(Collection entries)

● ● ● ●

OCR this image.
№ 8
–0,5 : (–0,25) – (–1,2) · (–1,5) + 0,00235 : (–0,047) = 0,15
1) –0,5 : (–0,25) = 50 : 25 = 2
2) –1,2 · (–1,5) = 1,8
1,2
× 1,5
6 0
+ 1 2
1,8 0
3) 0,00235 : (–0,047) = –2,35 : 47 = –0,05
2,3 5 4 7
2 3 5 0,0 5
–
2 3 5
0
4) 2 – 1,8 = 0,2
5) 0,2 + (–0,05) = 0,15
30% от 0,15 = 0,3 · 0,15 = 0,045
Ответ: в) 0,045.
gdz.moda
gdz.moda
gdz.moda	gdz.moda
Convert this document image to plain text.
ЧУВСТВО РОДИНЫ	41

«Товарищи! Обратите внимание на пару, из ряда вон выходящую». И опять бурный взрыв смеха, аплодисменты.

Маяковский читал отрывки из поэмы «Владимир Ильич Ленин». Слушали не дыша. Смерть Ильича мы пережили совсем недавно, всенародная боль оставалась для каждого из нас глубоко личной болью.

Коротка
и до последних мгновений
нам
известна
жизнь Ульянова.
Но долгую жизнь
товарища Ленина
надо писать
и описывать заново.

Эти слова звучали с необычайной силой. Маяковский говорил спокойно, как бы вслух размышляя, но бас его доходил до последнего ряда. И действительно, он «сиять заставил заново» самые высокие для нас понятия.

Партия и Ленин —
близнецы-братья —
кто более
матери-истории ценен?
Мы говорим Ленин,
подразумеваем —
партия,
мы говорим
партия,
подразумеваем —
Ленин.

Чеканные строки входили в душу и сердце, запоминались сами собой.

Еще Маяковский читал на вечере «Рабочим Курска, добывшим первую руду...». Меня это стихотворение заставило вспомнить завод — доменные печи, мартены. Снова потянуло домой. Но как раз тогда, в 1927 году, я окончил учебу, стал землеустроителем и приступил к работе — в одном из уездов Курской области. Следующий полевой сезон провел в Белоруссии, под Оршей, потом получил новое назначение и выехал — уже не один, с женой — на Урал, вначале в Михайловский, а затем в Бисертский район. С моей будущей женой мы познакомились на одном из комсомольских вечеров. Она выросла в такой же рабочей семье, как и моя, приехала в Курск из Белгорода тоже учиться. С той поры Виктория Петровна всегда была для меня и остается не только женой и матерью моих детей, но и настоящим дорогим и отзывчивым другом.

● ● ● ●

**Problem statement:** Please repeat all the records above exactly as they appear.

**Response to this task:**
OCR this image.
№ 8
–0,5 : (–0,25) – (–1,2) · (–1,5) + 0,00235 : (–0,047) = 0,15
1) –0,5 : (–0,25) = 50 : 25 = 2
2) –1,2 · (–1,5) = 1,8
1,2
× 1,5
6 0
+ 1 2
1,8 0
3) 0,00235 : (–0,047) = –2,35 : 47 = –0,05
2,3 5 4 7
2 3 5 0,0 5
–
2 3 5
0
4) 2 – 1,8 = 0,2
5) 0,2 + (–0,05) = 0,15
30% от 0,15 = 0,3 · 0,15 = 0,045
Ответ: в) 0,045.
gdz.moda
gdz.moda
gdz.moda	gdz.moda
Convert this document image to plain text.
ЧУВСТВО РОДИНЫ	41

«Товарищи! Обратите внимание на пару, из ряда вон выходящую». И опять бурный взрыв смеха, аплодисменты.

Маяковский читал отрывки из поэмы «Владимир Ильич Ленин». Слушали не дыша. Смерть Ильича мы пережили совсем недавно, всенародная боль оставалась для каждого из нас глубоко личной болью.

Коротка
и до последних мгновений
нам
известна
жизнь Ульянова.
Но долгую жизнь
товарища Ленина
надо писать
и описывать заново.

Эти слова звучали с необычайной силой. Маяковский говорил спокойно, как бы вслух размышляя, но бас его доходил до последнего ряда. И действительно, он «сиять заставил заново» самые высокие для нас понятия.

Партия и Ленин —
близнецы-братья —
кто более
матери-истории ценен?
Мы говорим Ленин,
подразумеваем —
партия,
мы говорим
партия,
подразумеваем —
Ленин.

Чеканные строки входили в душу и сердце, запоминались сами собой.

Еще Маяковский читал на вечере «Рабочим Курска, добывшим первую руду...». Меня это стихотворение заставило вспомнить завод — доменные печи, мартены. Снова потянуло домой. Но как раз тогда, в 1927 году, я окончил учебу, стал землеустроителем и приступил к работе — в одном из уездов Курской области. Следующий полевой сезон провел в Белоруссии, под Оршей, потом получил новое назначение и выехал — уже не один, с женой — на Урал, вначале в Михайловский, а затем в Бисертский район. С моей будущей женой мы познакомились на одном из комсомольских вечеров. Она выросла в такой же рабочей семье, как и моя, приехала в Курск из Белгорода тоже учиться. С той поры Виктория Петровна всегда была для меня и остается не только женой и матерью моих детей, но и настоящим дорогим и отзывчивым другом.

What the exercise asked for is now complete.